▸ Written request
Your task is to give the data again, exactly, with every line intact.

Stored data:

____________

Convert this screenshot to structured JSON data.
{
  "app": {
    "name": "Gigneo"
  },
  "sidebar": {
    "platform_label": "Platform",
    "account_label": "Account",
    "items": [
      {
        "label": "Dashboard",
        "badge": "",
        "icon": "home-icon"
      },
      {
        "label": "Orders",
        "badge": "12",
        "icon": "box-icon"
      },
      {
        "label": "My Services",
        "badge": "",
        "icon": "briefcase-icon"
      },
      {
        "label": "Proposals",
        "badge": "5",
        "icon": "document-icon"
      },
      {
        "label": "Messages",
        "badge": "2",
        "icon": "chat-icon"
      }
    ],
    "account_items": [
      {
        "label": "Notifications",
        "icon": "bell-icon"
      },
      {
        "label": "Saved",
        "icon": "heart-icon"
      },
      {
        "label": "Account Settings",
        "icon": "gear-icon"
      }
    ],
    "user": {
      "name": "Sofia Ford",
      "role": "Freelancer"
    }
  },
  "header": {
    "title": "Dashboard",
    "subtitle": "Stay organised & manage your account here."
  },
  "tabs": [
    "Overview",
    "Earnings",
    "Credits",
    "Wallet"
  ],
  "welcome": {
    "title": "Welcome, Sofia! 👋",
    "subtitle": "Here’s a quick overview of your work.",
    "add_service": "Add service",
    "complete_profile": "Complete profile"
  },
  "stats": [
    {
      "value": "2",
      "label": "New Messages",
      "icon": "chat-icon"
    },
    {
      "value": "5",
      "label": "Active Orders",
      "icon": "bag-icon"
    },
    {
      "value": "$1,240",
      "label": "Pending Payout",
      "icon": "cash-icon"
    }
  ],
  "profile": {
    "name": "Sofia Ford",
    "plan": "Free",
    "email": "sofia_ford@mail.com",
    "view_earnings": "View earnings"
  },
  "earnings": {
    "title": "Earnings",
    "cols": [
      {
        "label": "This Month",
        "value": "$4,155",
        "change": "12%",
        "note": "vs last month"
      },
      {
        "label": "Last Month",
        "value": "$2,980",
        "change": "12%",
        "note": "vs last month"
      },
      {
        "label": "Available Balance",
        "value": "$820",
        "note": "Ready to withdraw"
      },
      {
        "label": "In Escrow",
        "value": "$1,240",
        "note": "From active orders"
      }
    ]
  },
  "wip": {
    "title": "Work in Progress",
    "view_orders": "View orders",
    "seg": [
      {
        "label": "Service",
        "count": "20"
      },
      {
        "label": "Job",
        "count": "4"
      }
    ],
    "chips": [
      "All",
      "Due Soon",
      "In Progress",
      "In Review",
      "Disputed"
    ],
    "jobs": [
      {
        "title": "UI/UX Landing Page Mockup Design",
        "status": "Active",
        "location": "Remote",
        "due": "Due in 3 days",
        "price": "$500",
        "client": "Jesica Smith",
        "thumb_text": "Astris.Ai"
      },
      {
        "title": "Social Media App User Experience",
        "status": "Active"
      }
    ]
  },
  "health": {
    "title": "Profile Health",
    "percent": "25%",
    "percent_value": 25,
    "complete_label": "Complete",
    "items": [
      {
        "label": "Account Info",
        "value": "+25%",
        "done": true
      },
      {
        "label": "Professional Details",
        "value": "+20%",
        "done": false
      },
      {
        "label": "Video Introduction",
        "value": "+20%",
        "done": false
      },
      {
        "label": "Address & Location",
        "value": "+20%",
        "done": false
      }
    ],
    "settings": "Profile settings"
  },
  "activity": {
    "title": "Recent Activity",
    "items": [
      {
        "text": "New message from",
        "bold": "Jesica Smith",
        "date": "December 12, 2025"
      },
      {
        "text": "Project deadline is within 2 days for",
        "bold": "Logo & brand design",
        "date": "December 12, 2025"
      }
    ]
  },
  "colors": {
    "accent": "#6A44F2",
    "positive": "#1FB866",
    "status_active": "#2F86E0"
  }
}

____________

▸ Exercise result
Convert this screenshot to structured JSON data.
{
  "app": {
    "name": "Gigneo"
  },
  "sidebar": {
    "platform_label": "Platform",
    "account_label": "Account",
    "items": [
      {
        "label": "Dashboard",
        "badge": "",
        "icon": "home-icon"
      },
      {
        "label": "Orders",
        "badge": "12",
        "icon": "box-icon"
      },
      {
        "label": "My Services",
        "badge": "",
        "icon": "briefcase-icon"
      },
      {
        "label": "Proposals",
        "badge": "5",
        "icon": "document-icon"
      },
      {
        "label": "Messages",
        "badge": "2",
        "icon": "chat-icon"
      }
    ],
    "account_items": [
      {
        "label": "Notifications",
        "icon": "bell-icon"
      },
      {
        "label": "Saved",
        "icon": "heart-icon"
      },
      {
        "label": "Account Settings",
        "icon": "gear-icon"
      }
    ],
    "user": {
      "name": "Sofia Ford",
      "role": "Freelancer"
    }
  },
  "header": {
    "title": "Dashboard",
    "subtitle": "Stay organised & manage your account here."
  },
  "tabs": [
    "Overview",
    "Earnings",
    "Credits",
    "Wallet"
  ],
  "welcome": {
    "title": "Welcome, Sofia! 👋",
    "subtitle": "Here’s a quick overview of your work.",
    "add_service": "Add service",
    "complete_profile": "Complete profile"
  },
  "stats": [
    {
      "value": "2",
      "label": "New Messages",
      "icon": "chat-icon"
    },
    {
      "value": "5",
      "label": "Active Orders",
      "icon": "bag-icon"
    },
    {
      "value": "$1,240",
      "label": "Pending Payout",
      "icon": "cash-icon"
    }
  ],
  "profile": {
    "name": "Sofia Ford",
    "plan": "Free",
    "email": "sofia_ford@mail.com",
    "view_earnings": "View earnings"
  },
  "earnings": {
    "title": "Earnings",
    "cols": [
      {
        "label": "This Month",
        "value": "$4,155",
        "change": "12%",
        "note": "vs last month"
      },
      {
        "label": "Last Month",
        "value": "$2,980",
        "change": "12%",
        "note": "vs last month"
      },
      {
        "label": "Available Balance",
        "value": "$820",
        "note": "Ready to withdraw"
      },
      {
        "label": "In Escrow",
        "value": "$1,240",
        "note": "From active orders"
      }
    ]
  },
  "wip": {
    "title": "Work in Progress",
    "view_orders": "View orders",
    "seg": [
      {
        "label": "Service",
        "count": "20"
      },
      {
        "label": "Job",
        "count": "4"
      }
    ],
    "chips": [
      "All",
      "Due Soon",
      "In Progress",
      "In Review",
      "Disputed"
    ],
    "jobs": [
      {
        "title": "UI/UX Landing Page Mockup Design",
        "status": "Active",
        "location": "Remote",
        "due": "Due in 3 days",
        "price": "$500",
        "client": "Jesica Smith",
        "thumb_text": "Astris.Ai"
      },
      {
        "title": "Social Media App User Experience",
        "status": "Active"
      }
    ]
  },
  "health": {
    "title": "Profile Health",
    "percent": "25%",
    "percent_value": 25,
    "complete_label": "Complete",
    "items": [
      {
        "label": "Account Info",
        "value": "+25%",
        "done": true
      },
      {
        "label": "Professional Details",
        "value": "+20%",
        "done": false
      },
      {
        "label": "Video Introduction",
        "value": "+20%",
        "done": false
      },
      {
        "label": "Address & Location",
        "value": "+20%",
        "done": false
      }
    ],
    "settings": "Profile settings"
  },
  "activity": {
    "title": "Recent Activity",
    "items": [
      {
        "text": "New message from",
        "bold": "Jesica Smith",
        "date": "December 12, 2025"
      },
      {
        "text": "Project deadline is within 2 days for",
        "bold": "Logo & brand design",
        "date": "December 12, 2025"
      }
    ]
  },
  "colors": {
    "accent": "#6A44F2",
    "positive": "#1FB866",
    "status_active": "#2F86E0"
  }
}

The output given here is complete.